• _Source material_

=-=-=-=-=

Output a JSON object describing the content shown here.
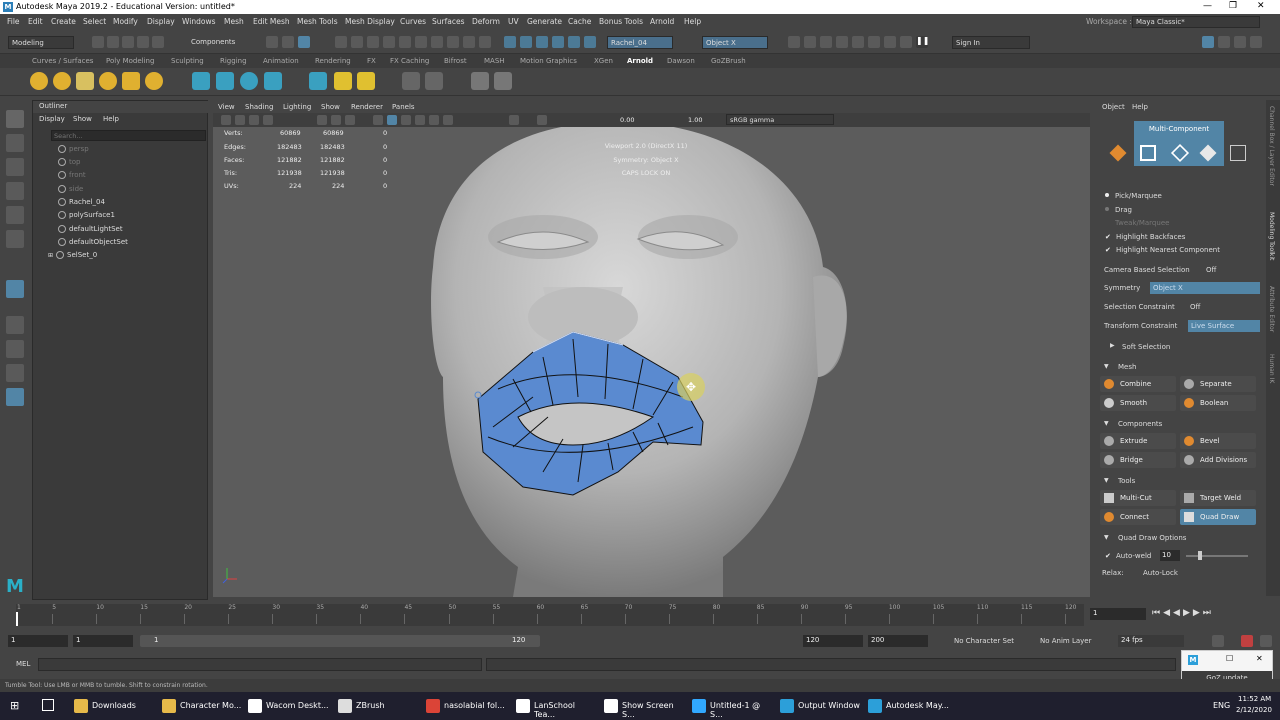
{
  "window": {
    "title": "Autodesk Maya 2019.2 - Educational Version: untitled*",
    "logo": "M",
    "minimize": "—",
    "maximize": "❐",
    "close": "✕"
  },
  "menubar": [
    "File",
    "Edit",
    "Create",
    "Select",
    "Modify",
    "Display",
    "Windows",
    "Mesh",
    "Edit Mesh",
    "Mesh Tools",
    "Mesh Display",
    "Curves",
    "Surfaces",
    "Deform",
    "UV",
    "Generate",
    "Cache",
    "Bonus Tools",
    "Arnold",
    "Help"
  ],
  "workspace": {
    "label": "Workspace :",
    "value": "Maya Classic*"
  },
  "statusline": {
    "mode": "Modeling",
    "components": "Components",
    "object_field": "Rachel_04",
    "symmetry_field": "Object X",
    "sign_in": "Sign In"
  },
  "shelf_tabs": [
    "Curves / Surfaces",
    "Poly Modeling",
    "Sculpting",
    "Rigging",
    "Animation",
    "Rendering",
    "FX",
    "FX Caching",
    "Bifrost",
    "MASH",
    "Motion Graphics",
    "XGen",
    "Arnold",
    "Dawson",
    "GoZBrush"
  ],
  "shelf_active_tab": "Arnold",
  "outliner": {
    "title": "Outliner",
    "menu": [
      "Display",
      "Show",
      "Help"
    ],
    "search_placeholder": "Search...",
    "items": [
      {
        "label": "persp",
        "dim": true
      },
      {
        "label": "top",
        "dim": true
      },
      {
        "label": "front",
        "dim": true
      },
      {
        "label": "side",
        "dim": true
      },
      {
        "label": "Rachel_04",
        "dim": false
      },
      {
        "label": "polySurface1",
        "dim": false
      },
      {
        "label": "defaultLightSet",
        "dim": false
      },
      {
        "label": "defaultObjectSet",
        "dim": false
      },
      {
        "label": "SelSet_0",
        "dim": false
      }
    ]
  },
  "viewport": {
    "menu": [
      "View",
      "Shading",
      "Lighting",
      "Show",
      "Renderer",
      "Panels"
    ],
    "exposure": "0.00",
    "gamma": "1.00",
    "colorspace": "sRGB gamma",
    "hud_stats": [
      {
        "label": "Verts:",
        "a": "60869",
        "b": "60869",
        "c": "0"
      },
      {
        "label": "Edges:",
        "a": "182483",
        "b": "182483",
        "c": "0"
      },
      {
        "label": "Faces:",
        "a": "121882",
        "b": "121882",
        "c": "0"
      },
      {
        "label": "Tris:",
        "a": "121938",
        "b": "121938",
        "c": "0"
      },
      {
        "label": "UVs:",
        "a": "224",
        "b": "224",
        "c": "0"
      }
    ],
    "hud_center": [
      "Viewport 2.0 (DirectX 11)",
      "Symmetry: Object X",
      "CAPS LOCK ON"
    ]
  },
  "modeling_toolkit": {
    "menu": [
      "Object",
      "Help"
    ],
    "multi_component": "Multi-Component",
    "selection_modes": [
      "Pick/Marquee",
      "Drag",
      "Tweak/Marquee"
    ],
    "checks": [
      "Highlight Backfaces",
      "Highlight Nearest Component"
    ],
    "camera_based_selection": {
      "label": "Camera Based Selection",
      "value": "Off"
    },
    "symmetry": {
      "label": "Symmetry",
      "value": "Object X"
    },
    "selection_constraint": {
      "label": "Selection Constraint",
      "value": "Off"
    },
    "transform_constraint": {
      "label": "Transform Constraint",
      "value": "Live Surface"
    },
    "soft_selection": "Soft Selection",
    "sections": {
      "mesh": {
        "title": "Mesh",
        "buttons": [
          "Combine",
          "Separate",
          "Smooth",
          "Boolean"
        ]
      },
      "components": {
        "title": "Components",
        "buttons": [
          "Extrude",
          "Bevel",
          "Bridge",
          "Add Divisions"
        ]
      },
      "tools": {
        "title": "Tools",
        "buttons": [
          "Multi-Cut",
          "Target Weld",
          "Connect",
          "Quad Draw"
        ]
      }
    },
    "quad_draw_options": "Quad Draw Options",
    "auto_weld": {
      "label": "Auto-weld",
      "value": "10"
    },
    "relax": {
      "label": "Relax:",
      "value": "Auto-Lock"
    }
  },
  "side_tabs": [
    "Channel Box / Layer Editor",
    "Modeling Toolkit",
    "Attribute Editor",
    "Human IK"
  ],
  "timeline": {
    "ticks": [
      "1",
      "5",
      "10",
      "15",
      "20",
      "25",
      "30",
      "35",
      "40",
      "45",
      "50",
      "55",
      "60",
      "65",
      "70",
      "75",
      "80",
      "85",
      "90",
      "95",
      "100",
      "105",
      "110",
      "115",
      "120"
    ],
    "current": "1"
  },
  "range": {
    "start": "1",
    "start2": "1",
    "slider_start": "1",
    "slider_end": "120",
    "end": "120",
    "end2": "200",
    "character": "No Character Set",
    "anim_layer": "No Anim Layer",
    "fps": "24 fps"
  },
  "cmdline": {
    "label": "MEL"
  },
  "helpline": "Tumble Tool: Use LMB or MMB to tumble. Shift to constrain rotation.",
  "goz_popup": {
    "label": "GoZ update"
  },
  "taskbar": {
    "items": [
      {
        "label": "Downloads",
        "color": "#e6b94a"
      },
      {
        "label": "Character Mo...",
        "color": "#e6b94a"
      },
      {
        "label": "Wacom Deskt...",
        "color": "#ffffff"
      },
      {
        "label": "ZBrush",
        "color": "#dddddd"
      },
      {
        "label": "nasolabial fol...",
        "color": "#db4437"
      },
      {
        "label": "LanSchool Tea...",
        "color": "#ffffff"
      },
      {
        "label": "Show Screen S...",
        "color": "#ffffff"
      },
      {
        "label": "Untitled-1 @ S...",
        "color": "#31a8ff"
      },
      {
        "label": "Output Window",
        "color": "#2c9fd9"
      },
      {
        "label": "Autodesk May...",
        "color": "#2c9fd9"
      }
    ],
    "lang": "ENG",
    "time": "11:52 AM",
    "date": "2/12/2020"
  }
}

=-=-=-=-=

• _Problem to solve_
Transcribe each line above verbatim, with the pictures left out.

• _Written reply_
Output a JSON object describing the content shown here.
{
  "window": {
    "title": "Autodesk Maya 2019.2 - Educational Version: untitled*",
    "logo": "M",
    "minimize": "—",
    "maximize": "❐",
    "close": "✕"
  },
  "menubar": [
    "File",
    "Edit",
    "Create",
    "Select",
    "Modify",
    "Display",
    "Windows",
    "Mesh",
    "Edit Mesh",
    "Mesh Tools",
    "Mesh Display",
    "Curves",
    "Surfaces",
    "Deform",
    "UV",
    "Generate",
    "Cache",
    "Bonus Tools",
    "Arnold",
    "Help"
  ],
  "workspace": {
    "label": "Workspace :",
    "value": "Maya Classic*"
  },
  "statusline": {
    "mode": "Modeling",
    "components": "Components",
    "object_field": "Rachel_04",
    "symmetry_field": "Object X",
    "sign_in": "Sign In"
  },
  "shelf_tabs": [
    "Curves / Surfaces",
    "Poly Modeling",
    "Sculpting",
    "Rigging",
    "Animation",
    "Rendering",
    "FX",
    "FX Caching",
    "Bifrost",
    "MASH",
    "Motion Graphics",
    "XGen",
    "Arnold",
    "Dawson",
    "GoZBrush"
  ],
  "shelf_active_tab": "Arnold",
  "outliner": {
    "title": "Outliner",
    "menu": [
      "Display",
      "Show",
      "Help"
    ],
    "search_placeholder": "Search...",
    "items": [
      {
        "label": "persp",
        "dim": true
      },
      {
        "label": "top",
        "dim": true
      },
      {
        "label": "front",
        "dim": true
      },
      {
        "label": "side",
        "dim": true
      },
      {
        "label": "Rachel_04",
        "dim": false
      },
      {
        "label": "polySurface1",
        "dim": false
      },
      {
        "label": "defaultLightSet",
        "dim": false
      },
      {
        "label": "defaultObjectSet",
        "dim": false
      },
      {
        "label": "SelSet_0",
        "dim": false
      }
    ]
  },
  "viewport": {
    "menu": [
      "View",
      "Shading",
      "Lighting",
      "Show",
      "Renderer",
      "Panels"
    ],
    "exposure": "0.00",
    "gamma": "1.00",
    "colorspace": "sRGB gamma",
    "hud_stats": [
      {
        "label": "Verts:",
        "a": "60869",
        "b": "60869",
        "c": "0"
      },
      {
        "label": "Edges:",
        "a": "182483",
        "b": "182483",
        "c": "0"
      },
      {
        "label": "Faces:",
        "a": "121882",
        "b": "121882",
        "c": "0"
      },
      {
        "label": "Tris:",
        "a": "121938",
        "b": "121938",
        "c": "0"
      },
      {
        "label": "UVs:",
        "a": "224",
        "b": "224",
        "c": "0"
      }
    ],
    "hud_center": [
      "Viewport 2.0 (DirectX 11)",
      "Symmetry: Object X",
      "CAPS LOCK ON"
    ]
  },
  "modeling_toolkit": {
    "menu": [
      "Object",
      "Help"
    ],
    "multi_component": "Multi-Component",
    "selection_modes": [
      "Pick/Marquee",
      "Drag",
      "Tweak/Marquee"
    ],
    "checks": [
      "Highlight Backfaces",
      "Highlight Nearest Component"
    ],
    "camera_based_selection": {
      "label": "Camera Based Selection",
      "value": "Off"
    },
    "symmetry": {
      "label": "Symmetry",
      "value": "Object X"
    },
    "selection_constraint": {
      "label": "Selection Constraint",
      "value": "Off"
    },
    "transform_constraint": {
      "label": "Transform Constraint",
      "value": "Live Surface"
    },
    "soft_selection": "Soft Selection",
    "sections": {
      "mesh": {
        "title": "Mesh",
        "buttons": [
          "Combine",
          "Separate",
          "Smooth",
          "Boolean"
        ]
      },
      "components": {
        "title": "Components",
        "buttons": [
          "Extrude",
          "Bevel",
          "Bridge",
          "Add Divisions"
        ]
      },
      "tools": {
        "title": "Tools",
        "buttons": [
          "Multi-Cut",
          "Target Weld",
          "Connect",
          "Quad Draw"
        ]
      }
    },
    "quad_draw_options": "Quad Draw Options",
    "auto_weld": {
      "label": "Auto-weld",
      "value": "10"
    },
    "relax": {
      "label": "Relax:",
      "value": "Auto-Lock"
    }
  },
  "side_tabs": [
    "Channel Box / Layer Editor",
    "Modeling Toolkit",
    "Attribute Editor",
    "Human IK"
  ],
  "timeline": {
    "ticks": [
      "1",
      "5",
      "10",
      "15",
      "20",
      "25",
      "30",
      "35",
      "40",
      "45",
      "50",
      "55",
      "60",
      "65",
      "70",
      "75",
      "80",
      "85",
      "90",
      "95",
      "100",
      "105",
      "110",
      "115",
      "120"
    ],
    "current": "1"
  },
  "range": {
    "start": "1",
    "start2": "1",
    "slider_start": "1",
    "slider_end": "120",
    "end": "120",
    "end2": "200",
    "character": "No Character Set",
    "anim_layer": "No Anim Layer",
    "fps": "24 fps"
  },
  "cmdline": {
    "label": "MEL"
  },
  "helpline": "Tumble Tool: Use LMB or MMB to tumble. Shift to constrain rotation.",
  "goz_popup": {
    "label": "GoZ update"
  },
  "taskbar": {
    "items": [
      {
        "label": "Downloads",
        "color": "#e6b94a"
      },
      {
        "label": "Character Mo...",
        "color": "#e6b94a"
      },
      {
        "label": "Wacom Deskt...",
        "color": "#ffffff"
      },
      {
        "label": "ZBrush",
        "color": "#dddddd"
      },
      {
        "label": "nasolabial fol...",
        "color": "#db4437"
      },
      {
        "label": "LanSchool Tea...",
        "color": "#ffffff"
      },
      {
        "label": "Show Screen S...",
        "color": "#ffffff"
      },
      {
        "label": "Untitled-1 @ S...",
        "color": "#31a8ff"
      },
      {
        "label": "Output Window",
        "color": "#2c9fd9"
      },
      {
        "label": "Autodesk May...",
        "color": "#2c9fd9"
      }
    ],
    "lang": "ENG",
    "time": "11:52 AM",
    "date": "2/12/2020"
  }
}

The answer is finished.